• [PROBLEM TO SOLVE]: Gather up every line from the entries below that uses the word "doest".

Items listed in a dataset
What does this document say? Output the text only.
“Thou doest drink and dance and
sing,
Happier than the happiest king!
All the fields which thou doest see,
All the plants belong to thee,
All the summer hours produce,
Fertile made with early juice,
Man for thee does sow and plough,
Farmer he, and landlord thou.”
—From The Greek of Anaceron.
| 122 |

• [RESPONSE]:
“Thou doest drink and dance and
All the fields which thou doest see,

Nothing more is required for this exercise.